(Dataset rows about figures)
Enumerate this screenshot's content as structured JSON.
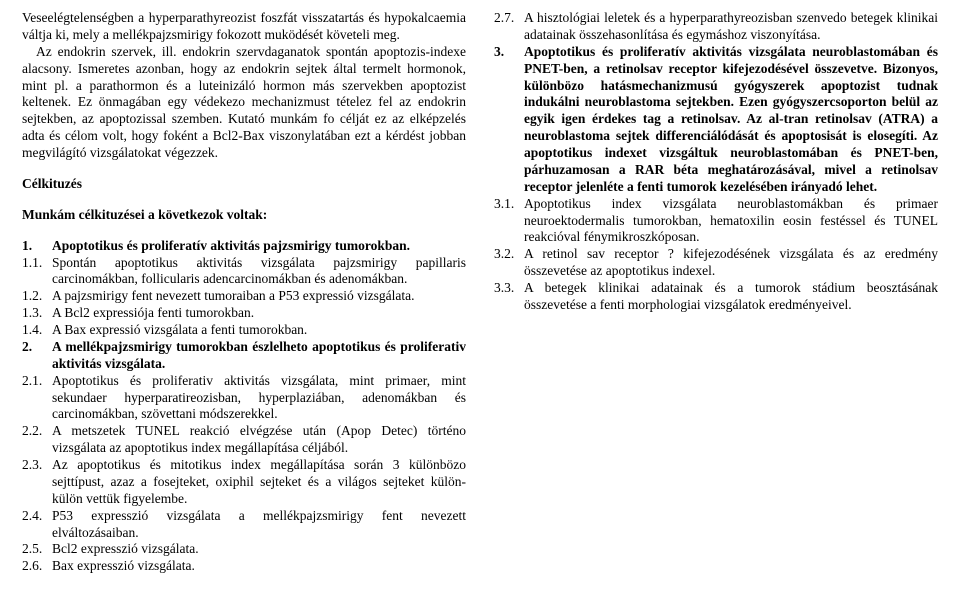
{
  "col1": {
    "intro": "Veseelégtelenségben a hyperparathyreozist foszfát visszatartás és hypokalcaemia váltja ki, mely a mellékpajzsmirigy fokozott muködését követeli meg.",
    "intro2": "Az endokrin szervek, ill. endokrin szervdaganatok spontán apoptozis-indexe alacsony. Ismeretes azonban, hogy az endokrin sejtek által termelt hormonok, mint pl. a parathormon és a luteinizáló hormon más szervekben apoptozist keltenek. Ez önmagában egy védekezo mechanizmust tételez fel az endokrin sejtekben, az apoptozissal szemben. Kutató munkám fo célját ez az elképzelés adta és célom volt, hogy foként a Bcl2-Bax viszonylatában ezt a kérdést jobban megvilágító vizsgálatokat végezzek.",
    "h1": "Célkituzés",
    "h2": "Munkám célkituzései a következok voltak:",
    "s1": {
      "num": "1.",
      "txt": "Apoptotikus és proliferatív aktivitás pajzsmirigy tumorokban."
    },
    "i11": {
      "num": "1.1.",
      "txt": "Spontán apoptotikus aktivitás vizsgálata pajzsmirigy papillaris carcinomákban, follicularis adencarcinomákban és adenomákban."
    },
    "i12": {
      "num": "1.2.",
      "txt": "A pajzsmirigy fent nevezett tumoraiban a P53 expressió vizsgálata."
    },
    "i13": {
      "num": "1.3.",
      "txt": "A Bcl2 expressiója fenti tumorokban."
    },
    "i14": {
      "num": "1.4.",
      "txt": "A Bax expressió vizsgálata a fenti tumorokban."
    },
    "s2": {
      "num": "2.",
      "txt": "A mellékpajzsmirigy tumorokban észlelheto apoptotikus és proliferativ aktivitás vizsgálata."
    },
    "i21": {
      "num": "2.1.",
      "txt": "Apoptotikus és proliferativ aktivitás vizsgálata, mint primaer, mint sekundaer hyperparatireozisban, hyperplaziában, adenomákban és carcinomákban, szövettani módszerekkel."
    },
    "i22": {
      "num": "2.2.",
      "txt": "A metszetek TUNEL reakció elvégzése után (Apop Detec) történo vizsgálata az apoptotikus index megállapítása céljából."
    }
  },
  "col2": {
    "i23": {
      "num": "2.3.",
      "txt": "Az apoptotikus és mitotikus index megállapítása során 3 különbözo sejttípust, azaz a fosejteket, oxiphil sejteket és a világos sejteket külön-külön vettük figyelembe."
    },
    "i24": {
      "num": "2.4.",
      "txt": "P53 expresszió vizsgálata a mellékpajzsmirigy fent nevezett elváltozásaiban."
    },
    "i25": {
      "num": "2.5.",
      "txt": "Bcl2 expresszió vizsgálata."
    },
    "i26": {
      "num": "2.6.",
      "txt": "Bax expresszió vizsgálata."
    },
    "i27": {
      "num": "2.7.",
      "txt": "A hisztológiai leletek és a hyperparathyreozisban szenvedo betegek klinikai adatainak összehasonlítása és egymáshoz viszonyítása."
    },
    "s3": {
      "num": "3.",
      "txt": "Apoptotikus és proliferatív aktivitás vizsgálata neuroblastomában és PNET-ben, a retinolsav receptor kifejezodésével összevetve. Bizonyos, különbözo hatásmechanizmusú gyógyszerek apoptozist tudnak indukálni neuroblastoma sejtekben. Ezen gyógyszercsoporton belül az egyik igen érdekes tag a retinolsav. Az al-tran retinolsav (ATRA) a neuroblastoma sejtek differenciálódását és apoptosisát is elosegíti. Az apoptotikus indexet vizsgáltuk neuroblastomában és PNET-ben, párhuzamosan a RAR béta meghatározásával, mivel a retinolsav receptor jelenléte a fenti tumorok kezelésében irányadó lehet."
    },
    "i31": {
      "num": "3.1.",
      "txt": "Apoptotikus index vizsgálata neuroblastomákban és primaer neuroektodermalis tumorokban, hematoxilin eosin festéssel és TUNEL reakcióval fénymikroszkóposan."
    },
    "i32": {
      "num": "3.2.",
      "txt": "A retinol sav receptor ? kifejezodésének vizsgálata és az eredmény összevetése az apoptotikus indexel."
    },
    "i33": {
      "num": "3.3.",
      "txt": "A betegek klinikai adatainak és a tumorok stádium beosztásának összevetése a fenti morphologiai vizsgálatok eredményeivel."
    }
  }
}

- **TASK**: Print the records verbatim, without pictures.

- **ANSWER BELOW**:
Enumerate this screenshot's content as structured JSON.
{
  "col1": {
    "intro": "Veseelégtelenségben a hyperparathyreozist foszfát visszatartás és hypokalcaemia váltja ki, mely a mellékpajzsmirigy fokozott muködését követeli meg.",
    "intro2": "Az endokrin szervek, ill. endokrin szervdaganatok spontán apoptozis-indexe alacsony. Ismeretes azonban, hogy az endokrin sejtek által termelt hormonok, mint pl. a parathormon és a luteinizáló hormon más szervekben apoptozist keltenek. Ez önmagában egy védekezo mechanizmust tételez fel az endokrin sejtekben, az apoptozissal szemben. Kutató munkám fo célját ez az elképzelés adta és célom volt, hogy foként a Bcl2-Bax viszonylatában ezt a kérdést jobban megvilágító vizsgálatokat végezzek.",
    "h1": "Célkituzés",
    "h2": "Munkám célkituzései a következok voltak:",
    "s1": {
      "num": "1.",
      "txt": "Apoptotikus és proliferatív aktivitás pajzsmirigy tumorokban."
    },
    "i11": {
      "num": "1.1.",
      "txt": "Spontán apoptotikus aktivitás vizsgálata pajzsmirigy papillaris carcinomákban, follicularis adencarcinomákban és adenomákban."
    },
    "i12": {
      "num": "1.2.",
      "txt": "A pajzsmirigy fent nevezett tumoraiban a P53 expressió vizsgálata."
    },
    "i13": {
      "num": "1.3.",
      "txt": "A Bcl2 expressiója fenti tumorokban."
    },
    "i14": {
      "num": "1.4.",
      "txt": "A Bax expressió vizsgálata a fenti tumorokban."
    },
    "s2": {
      "num": "2.",
      "txt": "A mellékpajzsmirigy tumorokban észlelheto apoptotikus és proliferativ aktivitás vizsgálata."
    },
    "i21": {
      "num": "2.1.",
      "txt": "Apoptotikus és proliferativ aktivitás vizsgálata, mint primaer, mint sekundaer hyperparatireozisban, hyperplaziában, adenomákban és carcinomákban, szövettani módszerekkel."
    },
    "i22": {
      "num": "2.2.",
      "txt": "A metszetek TUNEL reakció elvégzése után (Apop Detec) történo vizsgálata az apoptotikus index megállapítása céljából."
    }
  },
  "col2": {
    "i23": {
      "num": "2.3.",
      "txt": "Az apoptotikus és mitotikus index megállapítása során 3 különbözo sejttípust, azaz a fosejteket, oxiphil sejteket és a világos sejteket külön-külön vettük figyelembe."
    },
    "i24": {
      "num": "2.4.",
      "txt": "P53 expresszió vizsgálata a mellékpajzsmirigy fent nevezett elváltozásaiban."
    },
    "i25": {
      "num": "2.5.",
      "txt": "Bcl2 expresszió vizsgálata."
    },
    "i26": {
      "num": "2.6.",
      "txt": "Bax expresszió vizsgálata."
    },
    "i27": {
      "num": "2.7.",
      "txt": "A hisztológiai leletek és a hyperparathyreozisban szenvedo betegek klinikai adatainak összehasonlítása és egymáshoz viszonyítása."
    },
    "s3": {
      "num": "3.",
      "txt": "Apoptotikus és proliferatív aktivitás vizsgálata neuroblastomában és PNET-ben, a retinolsav receptor kifejezodésével összevetve. Bizonyos, különbözo hatásmechanizmusú gyógyszerek apoptozist tudnak indukálni neuroblastoma sejtekben. Ezen gyógyszercsoporton belül az egyik igen érdekes tag a retinolsav. Az al-tran retinolsav (ATRA) a neuroblastoma sejtek differenciálódását és apoptosisát is elosegíti. Az apoptotikus indexet vizsgáltuk neuroblastomában és PNET-ben, párhuzamosan a RAR béta meghatározásával, mivel a retinolsav receptor jelenléte a fenti tumorok kezelésében irányadó lehet."
    },
    "i31": {
      "num": "3.1.",
      "txt": "Apoptotikus index vizsgálata neuroblastomákban és primaer neuroektodermalis tumorokban, hematoxilin eosin festéssel és TUNEL reakcióval fénymikroszkóposan."
    },
    "i32": {
      "num": "3.2.",
      "txt": "A retinol sav receptor ? kifejezodésének vizsgálata és az eredmény összevetése az apoptotikus indexel."
    },
    "i33": {
      "num": "3.3.",
      "txt": "A betegek klinikai adatainak és a tumorok stádium beosztásának összevetése a fenti morphologiai vizsgálatok eredményeivel."
    }
  }
}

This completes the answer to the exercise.